Directive: Make an exact copy of the lines below.

Dataset rows:
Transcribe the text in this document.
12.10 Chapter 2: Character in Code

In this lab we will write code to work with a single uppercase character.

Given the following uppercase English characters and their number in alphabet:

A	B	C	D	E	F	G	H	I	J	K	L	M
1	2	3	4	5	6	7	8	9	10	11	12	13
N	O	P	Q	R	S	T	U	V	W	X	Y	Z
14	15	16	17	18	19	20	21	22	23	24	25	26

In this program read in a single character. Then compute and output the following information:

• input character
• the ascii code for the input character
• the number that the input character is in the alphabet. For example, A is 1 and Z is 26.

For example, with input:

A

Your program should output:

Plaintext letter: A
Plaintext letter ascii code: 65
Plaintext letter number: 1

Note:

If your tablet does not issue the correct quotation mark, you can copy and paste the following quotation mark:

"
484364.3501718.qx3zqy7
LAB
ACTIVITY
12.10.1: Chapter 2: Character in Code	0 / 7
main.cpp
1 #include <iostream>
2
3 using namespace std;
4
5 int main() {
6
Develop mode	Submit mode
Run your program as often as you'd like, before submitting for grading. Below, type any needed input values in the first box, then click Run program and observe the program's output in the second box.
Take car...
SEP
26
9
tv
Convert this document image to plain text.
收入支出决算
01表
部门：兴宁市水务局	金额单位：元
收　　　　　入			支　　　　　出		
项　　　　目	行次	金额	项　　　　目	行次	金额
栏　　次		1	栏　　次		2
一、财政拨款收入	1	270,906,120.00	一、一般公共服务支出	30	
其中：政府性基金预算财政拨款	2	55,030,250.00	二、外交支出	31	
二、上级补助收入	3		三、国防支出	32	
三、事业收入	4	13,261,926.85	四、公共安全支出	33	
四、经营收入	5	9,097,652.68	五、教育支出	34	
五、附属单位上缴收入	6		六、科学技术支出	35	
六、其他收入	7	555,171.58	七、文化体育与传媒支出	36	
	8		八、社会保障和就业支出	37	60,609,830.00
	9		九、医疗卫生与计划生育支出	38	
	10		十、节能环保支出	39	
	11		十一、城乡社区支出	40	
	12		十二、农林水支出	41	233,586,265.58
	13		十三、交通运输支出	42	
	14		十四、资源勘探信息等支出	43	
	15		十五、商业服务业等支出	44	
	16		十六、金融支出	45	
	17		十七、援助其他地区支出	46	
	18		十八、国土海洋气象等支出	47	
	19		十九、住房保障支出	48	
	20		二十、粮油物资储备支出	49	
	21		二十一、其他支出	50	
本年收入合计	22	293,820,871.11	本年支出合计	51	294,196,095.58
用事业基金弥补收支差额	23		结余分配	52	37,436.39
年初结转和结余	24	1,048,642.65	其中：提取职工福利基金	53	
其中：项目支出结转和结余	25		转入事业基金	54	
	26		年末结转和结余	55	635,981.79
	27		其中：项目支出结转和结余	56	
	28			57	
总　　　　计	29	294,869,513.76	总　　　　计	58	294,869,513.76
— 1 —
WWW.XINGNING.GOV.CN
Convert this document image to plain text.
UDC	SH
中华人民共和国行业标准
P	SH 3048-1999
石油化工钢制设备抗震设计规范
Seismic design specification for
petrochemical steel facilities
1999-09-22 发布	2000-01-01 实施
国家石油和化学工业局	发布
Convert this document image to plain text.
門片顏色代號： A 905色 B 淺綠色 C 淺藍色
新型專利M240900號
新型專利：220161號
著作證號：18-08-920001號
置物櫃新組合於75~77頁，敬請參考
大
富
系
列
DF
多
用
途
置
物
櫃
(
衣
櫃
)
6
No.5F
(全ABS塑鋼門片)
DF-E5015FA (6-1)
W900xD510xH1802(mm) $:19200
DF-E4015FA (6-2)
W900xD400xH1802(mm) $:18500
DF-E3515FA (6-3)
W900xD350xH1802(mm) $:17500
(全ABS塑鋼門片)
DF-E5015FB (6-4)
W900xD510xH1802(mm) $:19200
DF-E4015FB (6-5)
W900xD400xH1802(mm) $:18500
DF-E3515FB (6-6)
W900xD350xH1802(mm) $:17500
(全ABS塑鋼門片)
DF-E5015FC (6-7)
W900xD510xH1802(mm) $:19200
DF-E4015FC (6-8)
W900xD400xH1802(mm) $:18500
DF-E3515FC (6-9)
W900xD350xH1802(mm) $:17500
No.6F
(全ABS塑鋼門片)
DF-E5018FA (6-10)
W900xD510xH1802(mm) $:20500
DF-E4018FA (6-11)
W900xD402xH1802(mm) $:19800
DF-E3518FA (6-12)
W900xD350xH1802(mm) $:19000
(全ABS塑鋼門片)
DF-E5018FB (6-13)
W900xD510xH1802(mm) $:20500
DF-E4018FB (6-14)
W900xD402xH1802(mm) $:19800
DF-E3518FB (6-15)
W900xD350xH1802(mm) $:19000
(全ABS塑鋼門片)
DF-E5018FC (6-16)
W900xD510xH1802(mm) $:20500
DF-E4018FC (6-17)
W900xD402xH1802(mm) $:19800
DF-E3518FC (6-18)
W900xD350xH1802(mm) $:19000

Solution to this problem:
Transcribe the text in this document.
12.10 Chapter 2: Character in Code

In this lab we will write code to work with a single uppercase character.

Given the following uppercase English characters and their number in alphabet:

A	B	C	D	E	F	G	H	I	J	K	L	M
1	2	3	4	5	6	7	8	9	10	11	12	13
N	O	P	Q	R	S	T	U	V	W	X	Y	Z
14	15	16	17	18	19	20	21	22	23	24	25	26

In this program read in a single character. Then compute and output the following information:

• input character
• the ascii code for the input character
• the number that the input character is in the alphabet. For example, A is 1 and Z is 26.

For example, with input:

A

Your program should output:

Plaintext letter: A
Plaintext letter ascii code: 65
Plaintext letter number: 1

Note:

If your tablet does not issue the correct quotation mark, you can copy and paste the following quotation mark:

"
484364.3501718.qx3zqy7
LAB
ACTIVITY
12.10.1: Chapter 2: Character in Code	0 / 7
main.cpp
1 #include <iostream>
2
3 using namespace std;
4
5 int main() {
6
Develop mode	Submit mode
Run your program as often as you'd like, before submitting for grading. Below, type any needed input values in the first box, then click Run program and observe the program's output in the second box.
Take car...
SEP
26
9
tv
Convert this document image to plain text.
收入支出决算
01表
部门：兴宁市水务局	金额单位：元
收　　　　　入			支　　　　　出		
项　　　　目	行次	金额	项　　　　目	行次	金额
栏　　次		1	栏　　次		2
一、财政拨款收入	1	270,906,120.00	一、一般公共服务支出	30	
其中：政府性基金预算财政拨款	2	55,030,250.00	二、外交支出	31	
二、上级补助收入	3		三、国防支出	32	
三、事业收入	4	13,261,926.85	四、公共安全支出	33	
四、经营收入	5	9,097,652.68	五、教育支出	34	
五、附属单位上缴收入	6		六、科学技术支出	35	
六、其他收入	7	555,171.58	七、文化体育与传媒支出	36	
	8		八、社会保障和就业支出	37	60,609,830.00
	9		九、医疗卫生与计划生育支出	38	
	10		十、节能环保支出	39	
	11		十一、城乡社区支出	40	
	12		十二、农林水支出	41	233,586,265.58
	13		十三、交通运输支出	42	
	14		十四、资源勘探信息等支出	43	
	15		十五、商业服务业等支出	44	
	16		十六、金融支出	45	
	17		十七、援助其他地区支出	46	
	18		十八、国土海洋气象等支出	47	
	19		十九、住房保障支出	48	
	20		二十、粮油物资储备支出	49	
	21		二十一、其他支出	50	
本年收入合计	22	293,820,871.11	本年支出合计	51	294,196,095.58
用事业基金弥补收支差额	23		结余分配	52	37,436.39
年初结转和结余	24	1,048,642.65	其中：提取职工福利基金	53	
其中：项目支出结转和结余	25		转入事业基金	54	
	26		年末结转和结余	55	635,981.79
	27		其中：项目支出结转和结余	56	
	28			57	
总　　　　计	29	294,869,513.76	总　　　　计	58	294,869,513.76
— 1 —
WWW.XINGNING.GOV.CN
Convert this document image to plain text.
UDC	SH
中华人民共和国行业标准
P	SH 3048-1999
石油化工钢制设备抗震设计规范
Seismic design specification for
petrochemical steel facilities
1999-09-22 发布	2000-01-01 实施
国家石油和化学工业局	发布
Convert this document image to plain text.
門片顏色代號： A 905色 B 淺綠色 C 淺藍色
新型專利M240900號
新型專利：220161號
著作證號：18-08-920001號
置物櫃新組合於75~77頁，敬請參考
大
富
系
列
DF
多
用
途
置
物
櫃
(
衣
櫃
)
6
No.5F
(全ABS塑鋼門片)
DF-E5015FA (6-1)
W900xD510xH1802(mm) $:19200
DF-E4015FA (6-2)
W900xD400xH1802(mm) $:18500
DF-E3515FA (6-3)
W900xD350xH1802(mm) $:17500
(全ABS塑鋼門片)
DF-E5015FB (6-4)
W900xD510xH1802(mm) $:19200
DF-E4015FB (6-5)
W900xD400xH1802(mm) $:18500
DF-E3515FB (6-6)
W900xD350xH1802(mm) $:17500
(全ABS塑鋼門片)
DF-E5015FC (6-7)
W900xD510xH1802(mm) $:19200
DF-E4015FC (6-8)
W900xD400xH1802(mm) $:18500
DF-E3515FC (6-9)
W900xD350xH1802(mm) $:17500
No.6F
(全ABS塑鋼門片)
DF-E5018FA (6-10)
W900xD510xH1802(mm) $:20500
DF-E4018FA (6-11)
W900xD402xH1802(mm) $:19800
DF-E3518FA (6-12)
W900xD350xH1802(mm) $:19000
(全ABS塑鋼門片)
DF-E5018FB (6-13)
W900xD510xH1802(mm) $:20500
DF-E4018FB (6-14)
W900xD402xH1802(mm) $:19800
DF-E3518FB (6-15)
W900xD350xH1802(mm) $:19000
(全ABS塑鋼門片)
DF-E5018FC (6-16)
W900xD510xH1802(mm) $:20500
DF-E4018FC (6-17)
W900xD402xH1802(mm) $:19800
DF-E3518FC (6-18)
W900xD350xH1802(mm) $:19000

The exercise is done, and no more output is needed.